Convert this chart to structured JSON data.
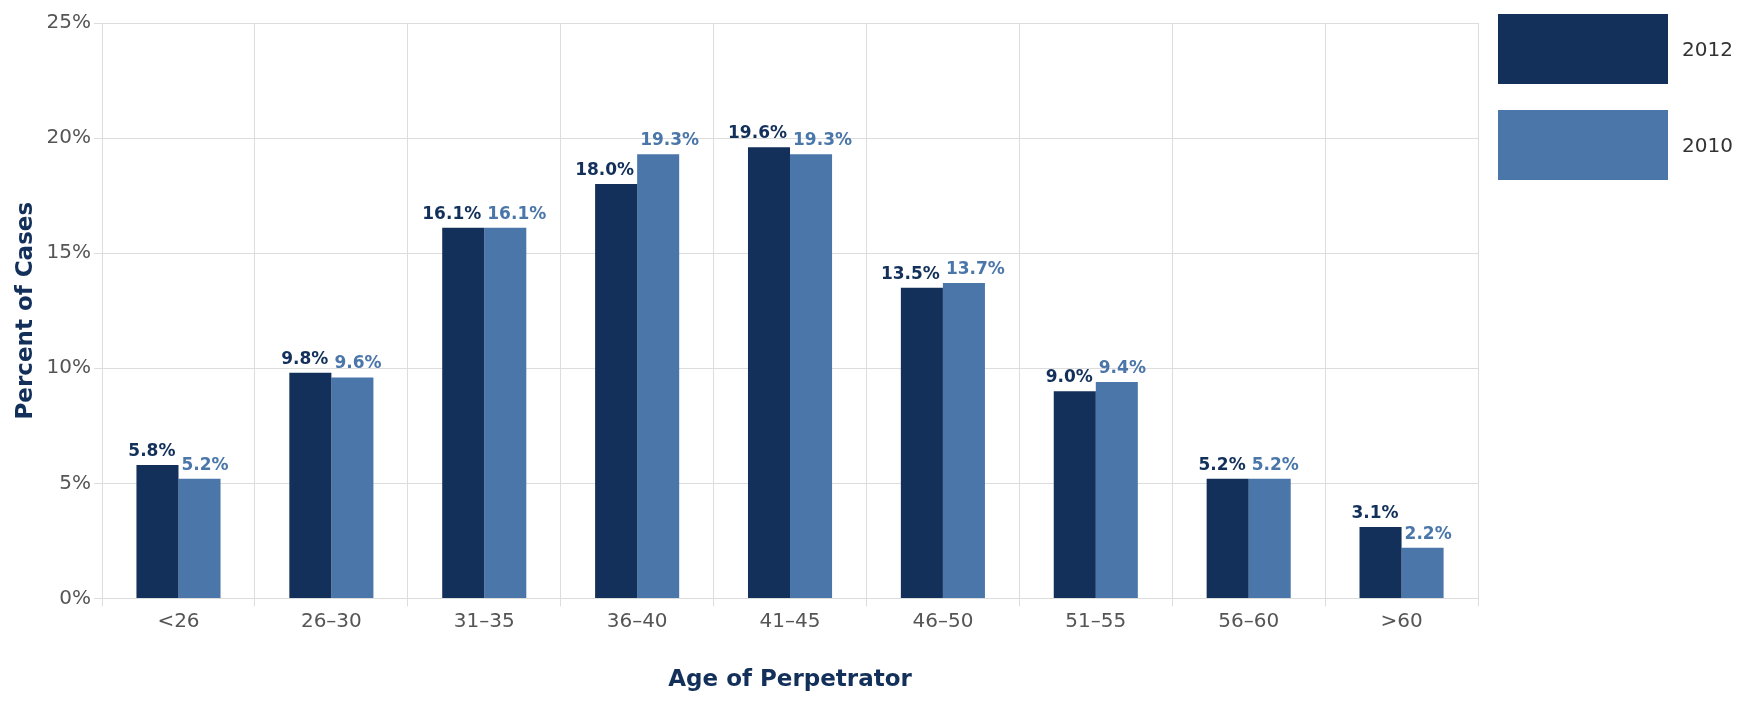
{
  "chart_data": {
    "type": "bar",
    "xlabel": "Age of Perpetrator",
    "ylabel": "Percent of Cases",
    "categories": [
      "<26",
      "26–30",
      "31–35",
      "36–40",
      "41–45",
      "46–50",
      "51–55",
      "56–60",
      ">60"
    ],
    "series": [
      {
        "name": "2012",
        "color": "#12305a",
        "values": [
          5.8,
          9.8,
          16.1,
          18.0,
          19.6,
          13.5,
          9.0,
          5.2,
          3.1
        ],
        "value_labels": [
          "5.8%",
          "9.8%",
          "16.1%",
          "18.0%",
          "19.6%",
          "13.5%",
          "9.0%",
          "5.2%",
          "3.1%"
        ]
      },
      {
        "name": "2010",
        "color": "#4a76aa",
        "values": [
          5.2,
          9.6,
          16.1,
          19.3,
          19.3,
          13.7,
          9.4,
          5.2,
          2.2
        ],
        "value_labels": [
          "5.2%",
          "9.6%",
          "16.1%",
          "19.3%",
          "19.3%",
          "13.7%",
          "9.4%",
          "5.2%",
          "2.2%"
        ]
      }
    ],
    "ylim": [
      0,
      25
    ],
    "yticks": [
      {
        "value": 0,
        "label": "0%"
      },
      {
        "value": 5,
        "label": "5%"
      },
      {
        "value": 10,
        "label": "10%"
      },
      {
        "value": 15,
        "label": "15%"
      },
      {
        "value": 20,
        "label": "20%"
      },
      {
        "value": 25,
        "label": "25%"
      }
    ],
    "grid": true,
    "legend": "top right"
  }
}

§ Set task:
Reproduce the full listing faithfully, but do not carry over any pictures.

§ Answer to this exercise:
Convert this chart to structured JSON data.
{
  "chart_data": {
    "type": "bar",
    "xlabel": "Age of Perpetrator",
    "ylabel": "Percent of Cases",
    "categories": [
      "<26",
      "26–30",
      "31–35",
      "36–40",
      "41–45",
      "46–50",
      "51–55",
      "56–60",
      ">60"
    ],
    "series": [
      {
        "name": "2012",
        "color": "#12305a",
        "values": [
          5.8,
          9.8,
          16.1,
          18.0,
          19.6,
          13.5,
          9.0,
          5.2,
          3.1
        ],
        "value_labels": [
          "5.8%",
          "9.8%",
          "16.1%",
          "18.0%",
          "19.6%",
          "13.5%",
          "9.0%",
          "5.2%",
          "3.1%"
        ]
      },
      {
        "name": "2010",
        "color": "#4a76aa",
        "values": [
          5.2,
          9.6,
          16.1,
          19.3,
          19.3,
          13.7,
          9.4,
          5.2,
          2.2
        ],
        "value_labels": [
          "5.2%",
          "9.6%",
          "16.1%",
          "19.3%",
          "19.3%",
          "13.7%",
          "9.4%",
          "5.2%",
          "2.2%"
        ]
      }
    ],
    "ylim": [
      0,
      25
    ],
    "yticks": [
      {
        "value": 0,
        "label": "0%"
      },
      {
        "value": 5,
        "label": "5%"
      },
      {
        "value": 10,
        "label": "10%"
      },
      {
        "value": 15,
        "label": "15%"
      },
      {
        "value": 20,
        "label": "20%"
      },
      {
        "value": 25,
        "label": "25%"
      }
    ],
    "grid": true,
    "legend": "top right"
  }
}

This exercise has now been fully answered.